A line counts if it contains the string "this"; say how many such lines there are, giving only the number.

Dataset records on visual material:
------------
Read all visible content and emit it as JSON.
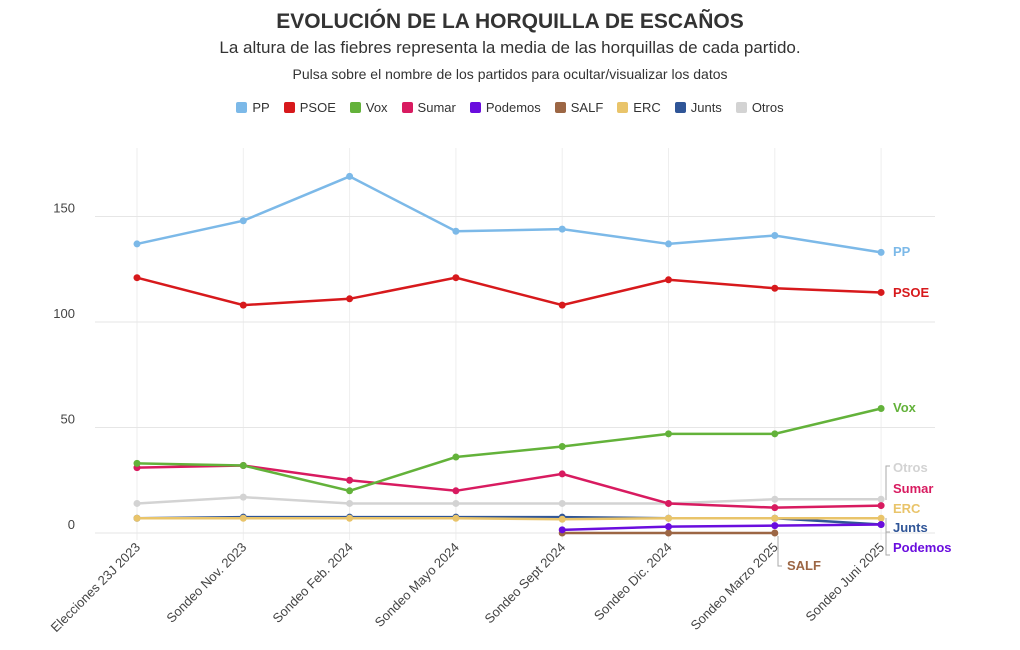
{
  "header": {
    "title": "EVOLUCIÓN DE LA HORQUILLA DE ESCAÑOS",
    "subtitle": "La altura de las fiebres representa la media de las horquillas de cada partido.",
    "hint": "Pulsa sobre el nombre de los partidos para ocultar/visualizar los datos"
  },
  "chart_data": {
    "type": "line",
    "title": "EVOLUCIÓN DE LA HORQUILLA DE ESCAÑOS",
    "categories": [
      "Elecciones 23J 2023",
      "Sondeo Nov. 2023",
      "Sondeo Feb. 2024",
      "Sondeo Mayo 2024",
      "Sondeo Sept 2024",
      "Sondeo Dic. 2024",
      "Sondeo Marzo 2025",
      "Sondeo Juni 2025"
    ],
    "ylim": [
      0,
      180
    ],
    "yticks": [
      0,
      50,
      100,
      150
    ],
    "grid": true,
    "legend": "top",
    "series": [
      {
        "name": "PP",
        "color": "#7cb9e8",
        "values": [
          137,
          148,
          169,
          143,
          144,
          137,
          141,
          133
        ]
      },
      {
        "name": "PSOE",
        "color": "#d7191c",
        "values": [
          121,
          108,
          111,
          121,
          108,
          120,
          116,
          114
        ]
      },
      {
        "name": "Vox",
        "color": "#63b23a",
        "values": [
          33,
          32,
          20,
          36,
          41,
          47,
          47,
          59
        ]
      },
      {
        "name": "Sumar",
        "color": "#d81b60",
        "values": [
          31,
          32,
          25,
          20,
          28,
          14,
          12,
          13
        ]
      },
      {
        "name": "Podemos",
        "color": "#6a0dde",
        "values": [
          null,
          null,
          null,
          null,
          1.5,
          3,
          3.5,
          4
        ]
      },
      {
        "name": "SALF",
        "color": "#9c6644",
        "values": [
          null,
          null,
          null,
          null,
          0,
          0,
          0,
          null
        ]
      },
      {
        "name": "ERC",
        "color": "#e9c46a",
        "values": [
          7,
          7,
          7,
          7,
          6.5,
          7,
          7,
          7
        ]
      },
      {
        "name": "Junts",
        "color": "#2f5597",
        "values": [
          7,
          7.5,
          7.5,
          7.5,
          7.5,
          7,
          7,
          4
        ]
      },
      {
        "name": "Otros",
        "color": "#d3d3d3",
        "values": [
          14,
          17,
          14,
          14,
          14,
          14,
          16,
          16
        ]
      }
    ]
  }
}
------------
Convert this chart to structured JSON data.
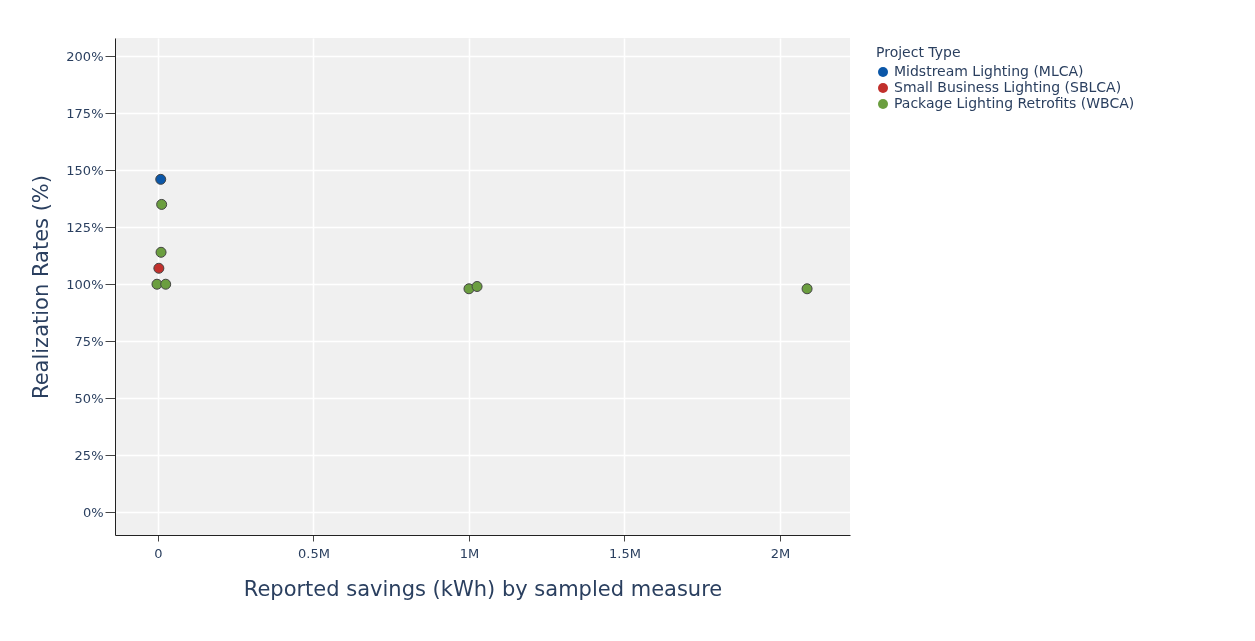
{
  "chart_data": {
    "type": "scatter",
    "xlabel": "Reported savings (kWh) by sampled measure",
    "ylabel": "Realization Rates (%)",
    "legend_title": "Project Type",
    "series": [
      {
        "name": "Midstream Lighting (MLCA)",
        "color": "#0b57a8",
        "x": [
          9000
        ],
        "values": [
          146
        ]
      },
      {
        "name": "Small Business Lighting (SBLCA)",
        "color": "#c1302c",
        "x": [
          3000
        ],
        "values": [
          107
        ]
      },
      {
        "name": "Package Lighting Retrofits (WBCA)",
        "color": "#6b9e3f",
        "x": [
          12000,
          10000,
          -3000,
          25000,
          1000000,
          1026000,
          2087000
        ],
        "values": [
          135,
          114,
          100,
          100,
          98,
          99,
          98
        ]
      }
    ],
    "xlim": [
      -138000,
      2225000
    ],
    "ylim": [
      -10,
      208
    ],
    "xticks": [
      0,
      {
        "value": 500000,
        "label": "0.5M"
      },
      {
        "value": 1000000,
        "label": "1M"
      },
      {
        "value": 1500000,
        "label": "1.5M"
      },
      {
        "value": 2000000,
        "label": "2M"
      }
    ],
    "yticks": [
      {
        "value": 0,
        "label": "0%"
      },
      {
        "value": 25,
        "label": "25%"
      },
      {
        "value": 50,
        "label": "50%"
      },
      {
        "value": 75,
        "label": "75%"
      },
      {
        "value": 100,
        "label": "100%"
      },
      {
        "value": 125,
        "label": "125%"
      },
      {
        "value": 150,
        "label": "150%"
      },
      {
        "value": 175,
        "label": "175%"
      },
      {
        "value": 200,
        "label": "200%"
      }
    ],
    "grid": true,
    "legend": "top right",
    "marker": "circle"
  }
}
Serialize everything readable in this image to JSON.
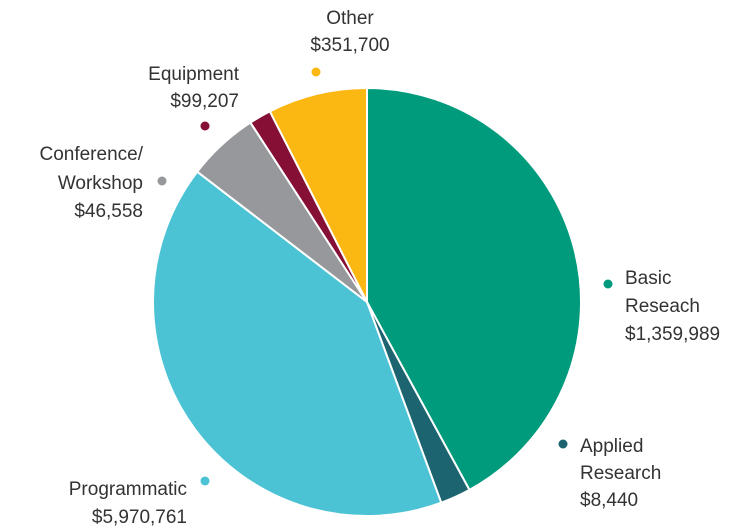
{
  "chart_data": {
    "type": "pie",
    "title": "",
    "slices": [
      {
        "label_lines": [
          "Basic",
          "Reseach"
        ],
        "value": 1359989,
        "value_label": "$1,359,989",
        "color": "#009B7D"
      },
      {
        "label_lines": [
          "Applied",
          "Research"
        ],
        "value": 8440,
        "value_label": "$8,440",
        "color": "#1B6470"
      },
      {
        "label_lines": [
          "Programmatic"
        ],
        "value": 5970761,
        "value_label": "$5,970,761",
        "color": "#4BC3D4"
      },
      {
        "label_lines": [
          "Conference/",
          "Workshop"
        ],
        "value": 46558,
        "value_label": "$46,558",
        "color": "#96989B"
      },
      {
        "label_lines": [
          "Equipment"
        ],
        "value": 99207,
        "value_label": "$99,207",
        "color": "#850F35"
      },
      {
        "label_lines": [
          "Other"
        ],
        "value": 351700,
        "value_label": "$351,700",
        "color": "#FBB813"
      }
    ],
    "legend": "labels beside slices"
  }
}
------------
• [Final result]: 2